▶ WORK INSTRUCTIONS
Tally the lines that include "ytdpct". Output the number only.

---+---

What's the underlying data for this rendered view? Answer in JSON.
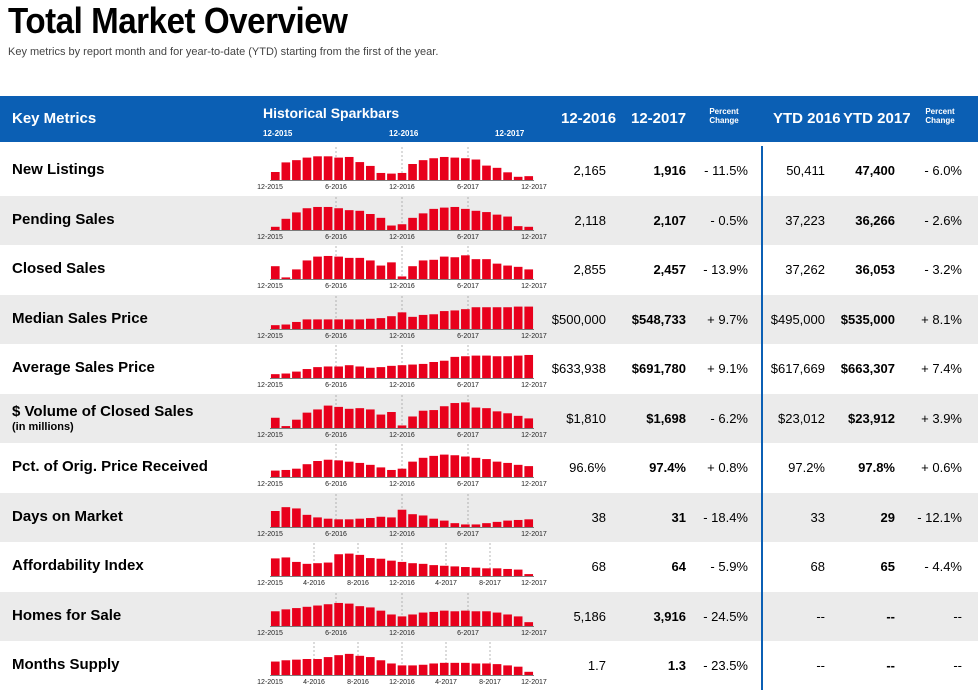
{
  "page": {
    "title": "Total Market Overview",
    "subtitle": "Key metrics by report month and for year-to-date (YTD) starting from the first of the year."
  },
  "header": {
    "key_metrics": "Key Metrics",
    "sparkbars": "Historical Sparkbars",
    "spark_labels": [
      "12-2015",
      "12-2016",
      "12-2017"
    ],
    "col_a": "12-2016",
    "col_b": "12-2017",
    "pct_line1": "Percent",
    "pct_line2": "Change",
    "ytd_a": "YTD 2016",
    "ytd_b": "YTD 2017",
    "ytd_pct_line1": "Percent",
    "ytd_pct_line2": "Change"
  },
  "colors": {
    "header_bg": "#0b5fb4",
    "bar": "#e8001c",
    "alt_row": "#ebebeb"
  },
  "axis_labels": {
    "standard": [
      "12-2015",
      "6-2016",
      "12-2016",
      "6-2017",
      "12-2017"
    ],
    "extended": [
      "12-2015",
      "4-2016",
      "8-2016",
      "12-2016",
      "4-2017",
      "8-2017",
      "12-2017"
    ]
  },
  "rows": [
    {
      "name": "New Listings",
      "sub": "",
      "v2016": "2,165",
      "v2017": "1,916",
      "pct": "- 11.5%",
      "ytd2016": "50,411",
      "ytd2017": "47,400",
      "ytdpct": "- 6.0%",
      "axis": "standard",
      "bars": [
        0.25,
        0.55,
        0.62,
        0.7,
        0.74,
        0.74,
        0.7,
        0.72,
        0.56,
        0.44,
        0.22,
        0.2,
        0.22,
        0.5,
        0.62,
        0.68,
        0.72,
        0.7,
        0.68,
        0.64,
        0.45,
        0.38,
        0.24,
        0.1,
        0.12
      ]
    },
    {
      "name": "Pending Sales",
      "sub": "",
      "v2016": "2,118",
      "v2017": "2,107",
      "pct": "- 0.5%",
      "ytd2016": "37,223",
      "ytd2017": "36,266",
      "ytdpct": "- 2.6%",
      "axis": "standard",
      "bars": [
        0.1,
        0.35,
        0.55,
        0.68,
        0.72,
        0.72,
        0.68,
        0.62,
        0.6,
        0.5,
        0.38,
        0.14,
        0.18,
        0.38,
        0.52,
        0.66,
        0.7,
        0.72,
        0.66,
        0.6,
        0.56,
        0.48,
        0.42,
        0.12,
        0.1
      ]
    },
    {
      "name": "Closed Sales",
      "sub": "",
      "v2016": "2,855",
      "v2017": "2,457",
      "pct": "- 13.9%",
      "ytd2016": "37,262",
      "ytd2017": "36,053",
      "ytdpct": "- 3.2%",
      "axis": "standard",
      "bars": [
        0.4,
        0.05,
        0.3,
        0.58,
        0.7,
        0.72,
        0.7,
        0.66,
        0.66,
        0.58,
        0.42,
        0.52,
        0.08,
        0.4,
        0.58,
        0.6,
        0.7,
        0.68,
        0.74,
        0.62,
        0.62,
        0.48,
        0.42,
        0.38,
        0.3
      ]
    },
    {
      "name": "Median Sales Price",
      "sub": "",
      "v2016": "$500,000",
      "v2017": "$548,733",
      "pct": "+ 9.7%",
      "ytd2016": "$495,000",
      "ytd2017": "$535,000",
      "ytdpct": "+ 8.1%",
      "axis": "standard",
      "bars": [
        0.12,
        0.14,
        0.22,
        0.3,
        0.3,
        0.3,
        0.3,
        0.3,
        0.3,
        0.32,
        0.34,
        0.4,
        0.52,
        0.38,
        0.44,
        0.46,
        0.56,
        0.58,
        0.62,
        0.68,
        0.68,
        0.68,
        0.68,
        0.7,
        0.7
      ]
    },
    {
      "name": "Average Sales Price",
      "sub": "",
      "v2016": "$633,938",
      "v2017": "$691,780",
      "pct": "+ 9.1%",
      "ytd2016": "$617,669",
      "ytd2017": "$663,307",
      "ytdpct": "+ 7.4%",
      "axis": "standard",
      "bars": [
        0.12,
        0.14,
        0.2,
        0.28,
        0.34,
        0.36,
        0.36,
        0.4,
        0.36,
        0.32,
        0.34,
        0.38,
        0.4,
        0.42,
        0.44,
        0.5,
        0.54,
        0.66,
        0.68,
        0.7,
        0.7,
        0.68,
        0.68,
        0.7,
        0.72
      ]
    },
    {
      "name": "$ Volume of Closed Sales",
      "sub": "(in millions)",
      "v2016": "$1,810",
      "v2017": "$1,698",
      "pct": "- 6.2%",
      "ytd2016": "$23,012",
      "ytd2017": "$23,912",
      "ytdpct": "+ 3.9%",
      "axis": "standard",
      "bars": [
        0.32,
        0.06,
        0.26,
        0.48,
        0.58,
        0.7,
        0.66,
        0.6,
        0.62,
        0.58,
        0.42,
        0.5,
        0.08,
        0.36,
        0.54,
        0.56,
        0.68,
        0.78,
        0.8,
        0.64,
        0.62,
        0.52,
        0.46,
        0.38,
        0.3
      ]
    },
    {
      "name": "Pct. of Orig. Price Received",
      "sub": "",
      "v2016": "96.6%",
      "v2017": "97.4%",
      "pct": "+ 0.8%",
      "ytd2016": "97.2%",
      "ytd2017": "97.8%",
      "ytdpct": "+ 0.6%",
      "axis": "standard",
      "bars": [
        0.2,
        0.22,
        0.26,
        0.4,
        0.5,
        0.54,
        0.52,
        0.48,
        0.44,
        0.38,
        0.3,
        0.22,
        0.26,
        0.48,
        0.6,
        0.66,
        0.7,
        0.68,
        0.64,
        0.6,
        0.56,
        0.48,
        0.44,
        0.38,
        0.34
      ]
    },
    {
      "name": "Days on Market",
      "sub": "",
      "v2016": "38",
      "v2017": "31",
      "pct": "- 18.4%",
      "ytd2016": "33",
      "ytd2017": "29",
      "ytdpct": "- 12.1%",
      "axis": "standard",
      "bars": [
        0.5,
        0.62,
        0.58,
        0.38,
        0.3,
        0.26,
        0.24,
        0.24,
        0.26,
        0.28,
        0.32,
        0.3,
        0.54,
        0.4,
        0.36,
        0.26,
        0.2,
        0.12,
        0.08,
        0.08,
        0.12,
        0.16,
        0.2,
        0.22,
        0.24
      ]
    },
    {
      "name": "Affordability Index",
      "sub": "",
      "v2016": "68",
      "v2017": "64",
      "pct": "- 5.9%",
      "ytd2016": "68",
      "ytd2017": "65",
      "ytdpct": "- 4.4%",
      "axis": "extended",
      "bars": [
        0.55,
        0.58,
        0.44,
        0.38,
        0.4,
        0.42,
        0.68,
        0.7,
        0.66,
        0.56,
        0.54,
        0.48,
        0.44,
        0.4,
        0.38,
        0.34,
        0.32,
        0.3,
        0.28,
        0.26,
        0.24,
        0.24,
        0.22,
        0.2,
        0.06
      ]
    },
    {
      "name": "Homes for Sale",
      "sub": "",
      "v2016": "5,186",
      "v2017": "3,916",
      "pct": "- 24.5%",
      "ytd2016": "--",
      "ytd2017": "--",
      "ytdpct": "--",
      "axis": "standard",
      "bars": [
        0.46,
        0.52,
        0.56,
        0.6,
        0.64,
        0.68,
        0.72,
        0.7,
        0.62,
        0.58,
        0.48,
        0.36,
        0.3,
        0.36,
        0.42,
        0.44,
        0.48,
        0.46,
        0.48,
        0.46,
        0.46,
        0.42,
        0.36,
        0.3,
        0.12
      ]
    },
    {
      "name": "Months Supply",
      "sub": "",
      "v2016": "1.7",
      "v2017": "1.3",
      "pct": "- 23.5%",
      "ytd2016": "--",
      "ytd2017": "--",
      "ytdpct": "--",
      "axis": "extended",
      "bars": [
        0.42,
        0.46,
        0.48,
        0.5,
        0.5,
        0.56,
        0.62,
        0.66,
        0.6,
        0.56,
        0.46,
        0.36,
        0.3,
        0.3,
        0.32,
        0.36,
        0.38,
        0.38,
        0.38,
        0.36,
        0.36,
        0.34,
        0.3,
        0.26,
        0.1
      ]
    }
  ]
}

---+---

▶ SOLVED PROBLEM
11